Bet I could find it in an hour or less using Google Earth. Same goes for the "secret groves" of Redwoods. Point is, "Old-Growth" is a human construct and not the result of natural processes.


----------



## Oldtimer (Dec 31, 2012)

madhatte said:


> Bet I could find it in an hour or less using Google Earth. Same goes for the "secret groves" of Redwoods. Point is, "Old-Growth" is a human construct and not the result of natural processes.



Go ahead and try. I will be very surprised if you can differentiate it from the rest of the forests here.


----------



## madhatte (Dec 31, 2012)
---*---
Job A: Copy the entries word for word, starting with their first line and ending after the line that contains "- permission-label: 设备信息: [292, 582, 369, 604]".
The forum thread and the entries that follow are separate material.
---*---
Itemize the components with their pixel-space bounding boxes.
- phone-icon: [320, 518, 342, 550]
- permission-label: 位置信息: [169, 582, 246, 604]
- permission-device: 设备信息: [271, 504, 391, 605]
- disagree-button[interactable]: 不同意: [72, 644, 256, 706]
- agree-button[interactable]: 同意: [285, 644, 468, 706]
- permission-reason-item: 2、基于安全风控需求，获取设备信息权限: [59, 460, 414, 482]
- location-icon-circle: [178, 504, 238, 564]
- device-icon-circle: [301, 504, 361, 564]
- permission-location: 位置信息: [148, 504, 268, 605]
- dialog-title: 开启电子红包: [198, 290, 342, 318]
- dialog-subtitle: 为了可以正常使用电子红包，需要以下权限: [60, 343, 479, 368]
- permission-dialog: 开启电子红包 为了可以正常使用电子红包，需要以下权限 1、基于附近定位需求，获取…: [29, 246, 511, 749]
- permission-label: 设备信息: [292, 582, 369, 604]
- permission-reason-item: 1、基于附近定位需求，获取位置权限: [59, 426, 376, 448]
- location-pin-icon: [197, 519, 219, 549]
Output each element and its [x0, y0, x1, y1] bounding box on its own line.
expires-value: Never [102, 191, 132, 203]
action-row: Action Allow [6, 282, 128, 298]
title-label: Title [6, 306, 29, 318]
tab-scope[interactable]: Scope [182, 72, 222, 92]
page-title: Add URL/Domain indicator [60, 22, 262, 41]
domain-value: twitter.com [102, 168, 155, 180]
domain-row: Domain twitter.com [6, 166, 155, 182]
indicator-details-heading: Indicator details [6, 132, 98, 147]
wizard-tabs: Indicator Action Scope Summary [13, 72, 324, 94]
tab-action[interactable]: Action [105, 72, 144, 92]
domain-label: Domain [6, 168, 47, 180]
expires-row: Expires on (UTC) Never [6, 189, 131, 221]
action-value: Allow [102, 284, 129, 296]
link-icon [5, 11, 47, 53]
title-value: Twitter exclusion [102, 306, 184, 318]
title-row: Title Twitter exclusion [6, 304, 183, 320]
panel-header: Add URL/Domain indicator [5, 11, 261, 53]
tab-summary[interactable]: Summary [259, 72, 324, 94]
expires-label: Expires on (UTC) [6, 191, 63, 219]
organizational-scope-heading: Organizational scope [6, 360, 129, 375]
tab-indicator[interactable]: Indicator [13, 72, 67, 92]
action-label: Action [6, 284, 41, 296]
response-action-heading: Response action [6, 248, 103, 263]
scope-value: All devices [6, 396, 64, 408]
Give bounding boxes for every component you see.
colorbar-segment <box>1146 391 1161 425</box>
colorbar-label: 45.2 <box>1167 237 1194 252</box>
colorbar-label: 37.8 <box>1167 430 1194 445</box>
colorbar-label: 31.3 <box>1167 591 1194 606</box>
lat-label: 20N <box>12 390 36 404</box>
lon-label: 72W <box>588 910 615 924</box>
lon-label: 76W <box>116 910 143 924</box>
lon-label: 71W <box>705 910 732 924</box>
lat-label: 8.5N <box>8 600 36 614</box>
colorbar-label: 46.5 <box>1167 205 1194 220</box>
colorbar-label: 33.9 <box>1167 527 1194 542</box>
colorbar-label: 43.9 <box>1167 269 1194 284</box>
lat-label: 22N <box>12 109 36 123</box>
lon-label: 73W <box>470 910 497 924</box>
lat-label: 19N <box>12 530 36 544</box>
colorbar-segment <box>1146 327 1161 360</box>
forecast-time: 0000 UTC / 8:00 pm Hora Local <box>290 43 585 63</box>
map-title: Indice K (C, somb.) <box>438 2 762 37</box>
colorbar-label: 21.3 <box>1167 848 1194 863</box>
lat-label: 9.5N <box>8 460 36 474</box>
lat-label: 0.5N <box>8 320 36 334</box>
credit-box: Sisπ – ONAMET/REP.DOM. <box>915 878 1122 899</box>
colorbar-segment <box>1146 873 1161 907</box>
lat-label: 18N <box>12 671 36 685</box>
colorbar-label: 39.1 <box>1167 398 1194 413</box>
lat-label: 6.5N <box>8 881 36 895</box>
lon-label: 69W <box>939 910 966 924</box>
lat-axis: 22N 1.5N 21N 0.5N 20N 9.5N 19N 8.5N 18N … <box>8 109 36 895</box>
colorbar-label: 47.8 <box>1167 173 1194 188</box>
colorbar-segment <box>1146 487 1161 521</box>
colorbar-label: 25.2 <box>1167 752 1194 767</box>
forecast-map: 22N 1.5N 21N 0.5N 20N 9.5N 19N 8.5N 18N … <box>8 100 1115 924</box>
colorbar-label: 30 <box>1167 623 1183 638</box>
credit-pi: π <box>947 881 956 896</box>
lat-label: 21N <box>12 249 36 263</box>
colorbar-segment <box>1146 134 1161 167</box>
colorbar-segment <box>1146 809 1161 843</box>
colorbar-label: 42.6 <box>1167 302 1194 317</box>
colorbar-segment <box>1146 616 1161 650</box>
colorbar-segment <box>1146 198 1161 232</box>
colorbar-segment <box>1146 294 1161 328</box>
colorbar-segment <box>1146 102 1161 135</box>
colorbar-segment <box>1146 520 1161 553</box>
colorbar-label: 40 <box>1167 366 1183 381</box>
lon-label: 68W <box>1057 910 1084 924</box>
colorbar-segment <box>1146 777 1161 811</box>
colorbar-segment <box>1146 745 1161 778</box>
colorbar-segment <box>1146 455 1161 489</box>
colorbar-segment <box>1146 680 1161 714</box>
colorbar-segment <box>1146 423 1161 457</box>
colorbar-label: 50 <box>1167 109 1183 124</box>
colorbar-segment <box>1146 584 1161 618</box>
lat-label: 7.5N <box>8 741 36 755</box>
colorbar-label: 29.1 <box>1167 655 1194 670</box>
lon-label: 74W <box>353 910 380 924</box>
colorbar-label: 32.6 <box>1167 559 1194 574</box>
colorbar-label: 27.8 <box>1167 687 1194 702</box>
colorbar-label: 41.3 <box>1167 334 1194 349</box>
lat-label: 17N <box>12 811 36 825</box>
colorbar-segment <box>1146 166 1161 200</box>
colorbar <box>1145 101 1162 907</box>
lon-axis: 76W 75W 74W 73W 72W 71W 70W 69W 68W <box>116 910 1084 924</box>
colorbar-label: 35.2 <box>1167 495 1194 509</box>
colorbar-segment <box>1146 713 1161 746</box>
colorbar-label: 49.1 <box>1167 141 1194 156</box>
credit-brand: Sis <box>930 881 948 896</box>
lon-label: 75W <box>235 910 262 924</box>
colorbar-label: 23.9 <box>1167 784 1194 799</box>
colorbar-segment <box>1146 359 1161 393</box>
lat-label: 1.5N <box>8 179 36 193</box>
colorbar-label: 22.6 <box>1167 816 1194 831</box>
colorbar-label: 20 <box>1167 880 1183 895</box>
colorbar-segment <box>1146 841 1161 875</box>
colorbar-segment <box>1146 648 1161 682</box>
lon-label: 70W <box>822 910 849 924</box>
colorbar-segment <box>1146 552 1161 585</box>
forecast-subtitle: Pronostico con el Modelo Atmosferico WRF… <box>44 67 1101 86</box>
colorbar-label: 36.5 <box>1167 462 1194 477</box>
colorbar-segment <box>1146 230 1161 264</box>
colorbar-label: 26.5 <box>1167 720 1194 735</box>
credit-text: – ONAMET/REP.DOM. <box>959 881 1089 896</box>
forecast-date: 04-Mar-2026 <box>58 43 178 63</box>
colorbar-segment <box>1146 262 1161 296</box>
---*---
Job B: List each sentence in the first paragraph of the forum thread, before the first divider line.

Task response A:
Itemize the components with their pixel-space bounding boxes.
- phone-icon: [320, 518, 342, 550]
- permission-label: 位置信息: [169, 582, 246, 604]
- permission-device: 设备信息: [271, 504, 391, 605]
- disagree-button[interactable]: 不同意: [72, 644, 256, 706]
- agree-button[interactable]: 同意: [285, 644, 468, 706]
- permission-reason-item: 2、基于安全风控需求，获取设备信息权限: [59, 460, 414, 482]
- location-icon-circle: [178, 504, 238, 564]
- device-icon-circle: [301, 504, 361, 564]
- permission-location: 位置信息: [148, 504, 268, 605]
- dialog-title: 开启电子红包: [198, 290, 342, 318]
- dialog-subtitle: 为了可以正常使用电子红包，需要以下权限: [60, 343, 479, 368]
- permission-dialog: 开启电子红包 为了可以正常使用电子红包，需要以下权限 1、基于附近定位需求，获取…: [29, 246, 511, 749]
- permission-label: 设备信息: [292, 582, 369, 604]

Task response B:
1. Bet I could find it in an hour or less using Google Earth.
2. Same goes for the "secret groves" of Redwoods.
3. Point is, "Old-Growth" is a human construct and not the result of natural processes.